▶ _RECORDS_:
______________________________

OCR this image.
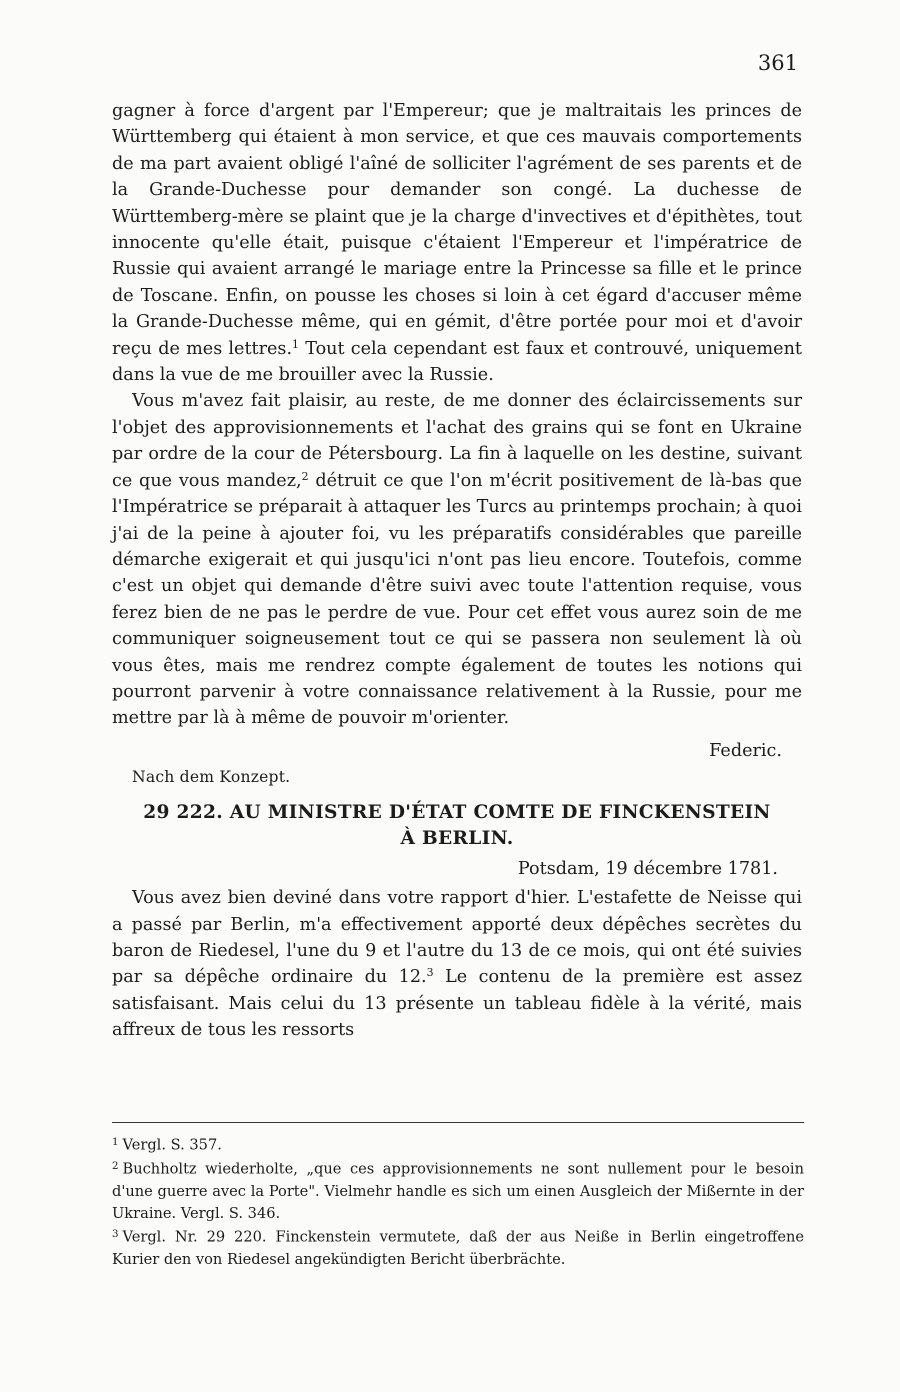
361

gagner à force d'argent par l'Empereur; que je maltraitais les princes de Württemberg qui étaient à mon service, et que ces mauvais comportements de ma part avaient obligé l'aîné de solliciter l'agrément de ses parents et de la Grande-Duchesse pour demander son congé. La duchesse de Württemberg-mère se plaint que je la charge d'invectives et d'épithètes, tout innocente qu'elle était, puisque c'étaient l'Empereur et l'impératrice de Russie qui avaient arrangé le mariage entre la Princesse sa fille et le prince de Toscane. Enfin, on pousse les choses si loin à cet égard d'accuser même la Grande-Duchesse même, qui en gémit, d'être portée pour moi et d'avoir reçu de mes lettres.$^1$ Tout cela cependant est faux et controuvé, uniquement dans la vue de me brouiller avec la Russie.

Vous m'avez fait plaisir, au reste, de me donner des éclaircissements sur l'objet des approvisionnements et l'achat des grains qui se font en Ukraine par ordre de la cour de Pétersbourg. La fin à laquelle on les destine, suivant ce que vous mandez,$^2$ détruit ce que l'on m'écrit positivement de là-bas que l'Impératrice se préparait à attaquer les Turcs au printemps prochain; à quoi j'ai de la peine à ajouter foi, vu les préparatifs considérables que pareille démarche exigerait et qui jusqu'ici n'ont pas lieu encore. Toutefois, comme c'est un objet qui demande d'être suivi avec toute l'attention requise, vous ferez bien de ne pas le perdre de vue. Pour cet effet vous aurez soin de me communiquer soigneusement tout ce qui se passera non seulement là où vous êtes, mais me rendrez compte également de toutes les notions qui pourront parvenir à votre connaissance relativement à la Russie, pour me mettre par là à même de pouvoir m'orienter.

Federic.
Nach dem Konzept.
29 222. AU MINISTRE D'ÉTAT COMTE DE FINCKENSTEIN
À BERLIN.
Potsdam, 19 décembre 1781.

Vous avez bien deviné dans votre rapport d'hier. L'estafette de Neisse qui a passé par Berlin, m'a effectivement apporté deux dépêches secrètes du baron de Riedesel, l'une du 9 et l'autre du 13 de ce mois, qui ont été suivies par sa dépêche ordinaire du 12.$^3$ Le contenu de la première est assez satisfaisant. Mais celui du 13 présente un tableau fidèle à la vérité, mais affreux de tous les ressorts

$^1$ Vergl. S. 357.

$^2$ Buchholtz wiederholte, „que ces approvisionnements ne sont nullement pour le besoin d'une guerre avec la Porte". Vielmehr handle es sich um einen Ausgleich der Mißernte in der Ukraine. Vergl. S. 346.

$^3$ Vergl. Nr. 29 220. Finckenstein vermutete, daß der aus Neiße in Berlin eingetroffene Kurier den von Riedesel angekündigten Bericht überbrächte.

______________________________

▶ _EXERCISE_: Copy all lines from the material that contain "Vergl".

▶ _REPLY_:
$^1$ Vergl. S. 357.
$^2$ Buchholtz wiederholte, „que ces approvisionnements ne sont nullement pour le besoin d'une guerre avec la Porte". Vielmehr handle es sich um einen Ausgleich der Mißernte in der Ukraine. Vergl. S. 346.
$^3$ Vergl. Nr. 29 220. Finckenstein vermutete, daß der aus Neiße in Berlin eingetroffene Kurier den von Riedesel angekündigten Bericht überbrächte.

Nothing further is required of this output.